## Stored items from a collection

-- Start --

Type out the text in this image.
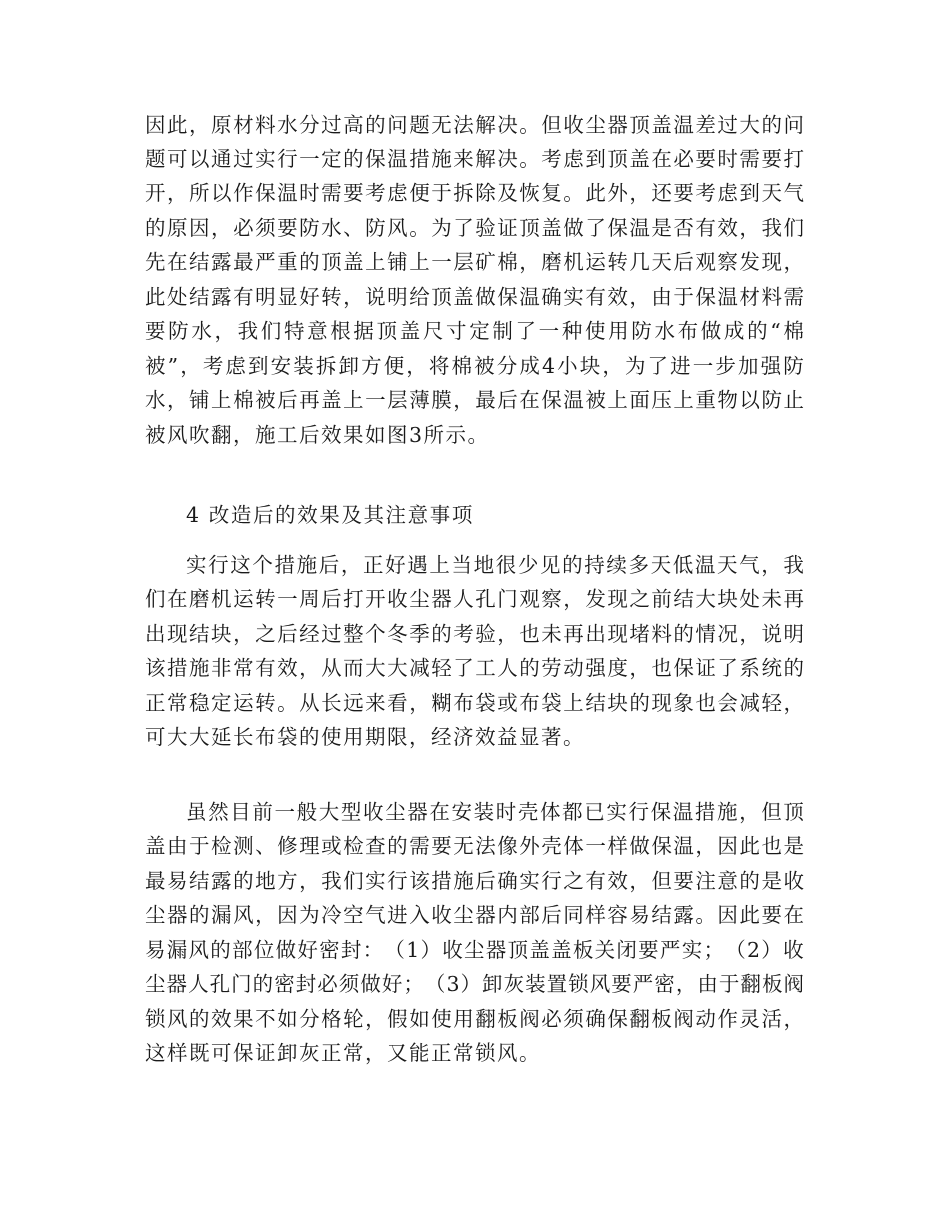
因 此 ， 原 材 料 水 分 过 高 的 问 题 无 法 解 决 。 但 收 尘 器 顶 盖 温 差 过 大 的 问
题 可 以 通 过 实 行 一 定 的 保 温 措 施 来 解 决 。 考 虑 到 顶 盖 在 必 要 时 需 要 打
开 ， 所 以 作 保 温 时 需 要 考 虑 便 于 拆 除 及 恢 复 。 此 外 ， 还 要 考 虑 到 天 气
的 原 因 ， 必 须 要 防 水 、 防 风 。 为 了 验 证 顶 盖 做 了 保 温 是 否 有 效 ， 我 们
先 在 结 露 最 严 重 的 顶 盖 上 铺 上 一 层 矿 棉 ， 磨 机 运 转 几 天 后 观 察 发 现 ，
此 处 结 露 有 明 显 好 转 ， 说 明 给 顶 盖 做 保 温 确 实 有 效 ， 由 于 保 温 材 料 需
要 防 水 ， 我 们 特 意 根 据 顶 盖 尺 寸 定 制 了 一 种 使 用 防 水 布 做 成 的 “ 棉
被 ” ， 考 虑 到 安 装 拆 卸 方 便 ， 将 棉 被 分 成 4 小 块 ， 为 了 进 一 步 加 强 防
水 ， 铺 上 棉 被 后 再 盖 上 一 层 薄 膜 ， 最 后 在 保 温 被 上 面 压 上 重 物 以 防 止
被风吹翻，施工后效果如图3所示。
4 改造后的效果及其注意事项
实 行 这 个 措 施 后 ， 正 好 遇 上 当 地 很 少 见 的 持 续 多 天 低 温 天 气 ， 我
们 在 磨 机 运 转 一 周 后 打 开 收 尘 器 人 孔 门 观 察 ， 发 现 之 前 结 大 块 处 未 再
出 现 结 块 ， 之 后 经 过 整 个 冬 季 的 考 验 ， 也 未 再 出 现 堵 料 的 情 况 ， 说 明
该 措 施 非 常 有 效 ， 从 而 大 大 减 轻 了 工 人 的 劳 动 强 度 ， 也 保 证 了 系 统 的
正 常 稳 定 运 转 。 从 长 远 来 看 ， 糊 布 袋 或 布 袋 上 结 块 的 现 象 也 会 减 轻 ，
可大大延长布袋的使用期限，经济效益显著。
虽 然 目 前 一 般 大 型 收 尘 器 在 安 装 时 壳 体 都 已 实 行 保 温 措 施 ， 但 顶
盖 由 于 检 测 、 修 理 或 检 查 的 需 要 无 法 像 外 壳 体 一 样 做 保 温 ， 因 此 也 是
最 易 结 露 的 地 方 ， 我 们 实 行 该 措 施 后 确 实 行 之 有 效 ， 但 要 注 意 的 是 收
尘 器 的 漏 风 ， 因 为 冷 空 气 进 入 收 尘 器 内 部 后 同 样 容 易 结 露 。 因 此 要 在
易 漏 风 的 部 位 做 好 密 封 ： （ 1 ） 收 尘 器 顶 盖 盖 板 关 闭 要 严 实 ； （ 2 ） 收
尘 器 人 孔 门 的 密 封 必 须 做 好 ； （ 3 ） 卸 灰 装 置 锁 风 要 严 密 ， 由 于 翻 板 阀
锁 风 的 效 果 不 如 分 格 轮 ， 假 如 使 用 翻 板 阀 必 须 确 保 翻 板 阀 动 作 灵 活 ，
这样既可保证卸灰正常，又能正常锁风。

-- End --
-- Start --

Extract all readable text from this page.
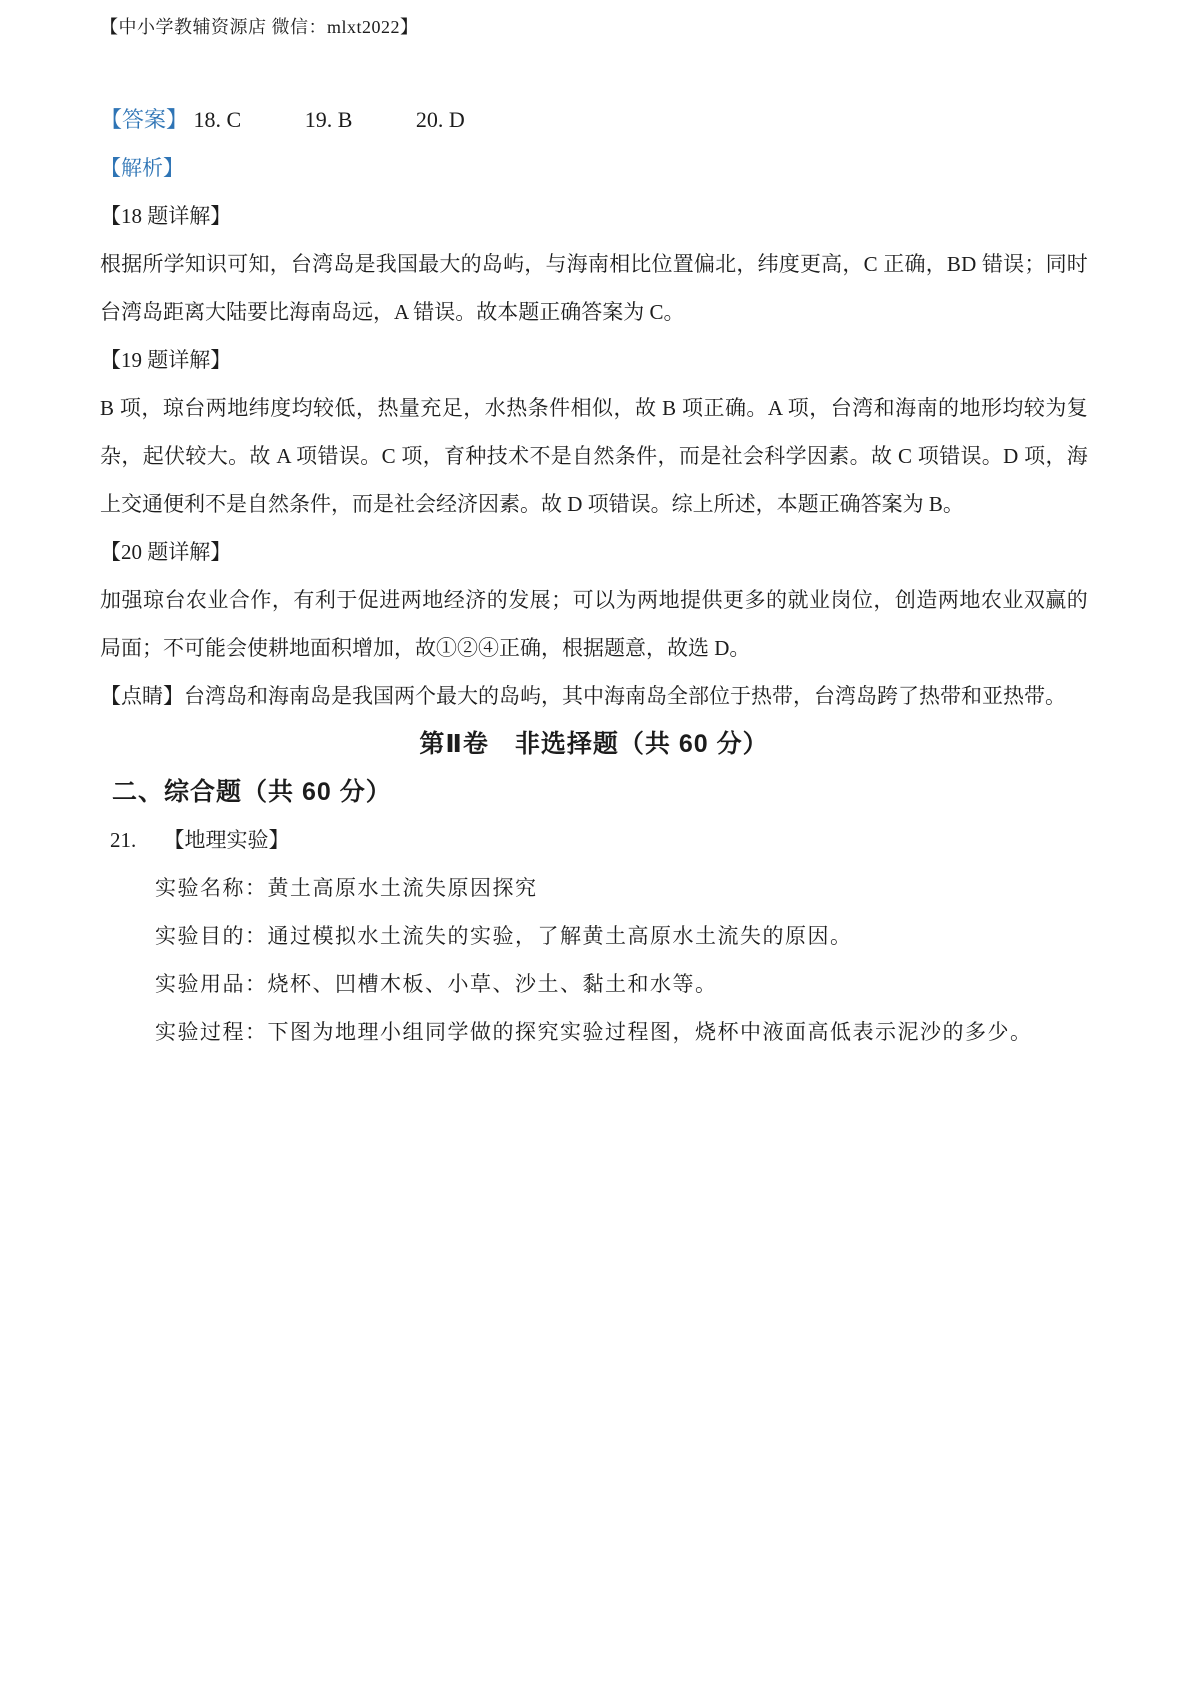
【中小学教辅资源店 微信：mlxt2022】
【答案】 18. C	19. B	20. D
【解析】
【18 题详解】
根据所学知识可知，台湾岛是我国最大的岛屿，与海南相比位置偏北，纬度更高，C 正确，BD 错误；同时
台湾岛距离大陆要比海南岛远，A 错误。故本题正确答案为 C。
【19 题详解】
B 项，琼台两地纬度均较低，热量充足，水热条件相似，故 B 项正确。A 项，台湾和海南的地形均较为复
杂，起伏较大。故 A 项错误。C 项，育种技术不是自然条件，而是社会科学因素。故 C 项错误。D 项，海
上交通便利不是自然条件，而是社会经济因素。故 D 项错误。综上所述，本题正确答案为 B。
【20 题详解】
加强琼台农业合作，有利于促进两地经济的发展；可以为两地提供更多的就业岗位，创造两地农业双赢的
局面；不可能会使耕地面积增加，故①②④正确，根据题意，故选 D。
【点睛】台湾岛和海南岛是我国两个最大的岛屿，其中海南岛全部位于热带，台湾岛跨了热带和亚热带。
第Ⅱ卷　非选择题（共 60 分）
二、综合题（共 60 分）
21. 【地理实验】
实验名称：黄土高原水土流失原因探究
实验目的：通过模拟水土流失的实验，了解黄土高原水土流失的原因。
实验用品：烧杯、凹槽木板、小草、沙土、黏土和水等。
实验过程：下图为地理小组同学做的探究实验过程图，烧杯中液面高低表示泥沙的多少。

-- End --
-- Start --

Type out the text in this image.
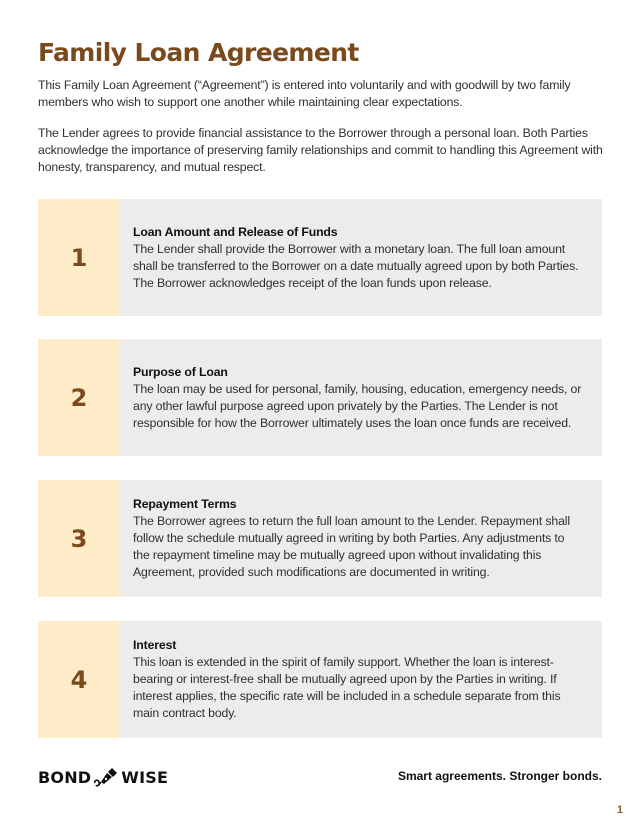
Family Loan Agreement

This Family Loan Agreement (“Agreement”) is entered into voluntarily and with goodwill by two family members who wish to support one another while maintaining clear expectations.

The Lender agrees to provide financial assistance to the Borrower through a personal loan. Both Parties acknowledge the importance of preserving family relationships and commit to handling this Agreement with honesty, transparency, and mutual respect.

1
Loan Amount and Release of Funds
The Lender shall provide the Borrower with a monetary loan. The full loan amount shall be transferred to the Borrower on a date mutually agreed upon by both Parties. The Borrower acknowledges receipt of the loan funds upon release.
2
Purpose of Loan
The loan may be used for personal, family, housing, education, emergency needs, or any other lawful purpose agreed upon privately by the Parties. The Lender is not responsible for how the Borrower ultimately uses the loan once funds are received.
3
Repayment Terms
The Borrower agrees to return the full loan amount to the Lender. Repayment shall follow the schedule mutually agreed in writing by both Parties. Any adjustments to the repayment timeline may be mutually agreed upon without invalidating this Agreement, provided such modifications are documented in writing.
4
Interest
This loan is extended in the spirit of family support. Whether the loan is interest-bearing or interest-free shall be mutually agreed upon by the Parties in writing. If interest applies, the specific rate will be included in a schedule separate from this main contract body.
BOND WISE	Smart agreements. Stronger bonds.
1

-- End --

## EXERCISE GOAL
Reply with one number only, the count of lines above that hold the string "Repayment".

## SOLUTION
2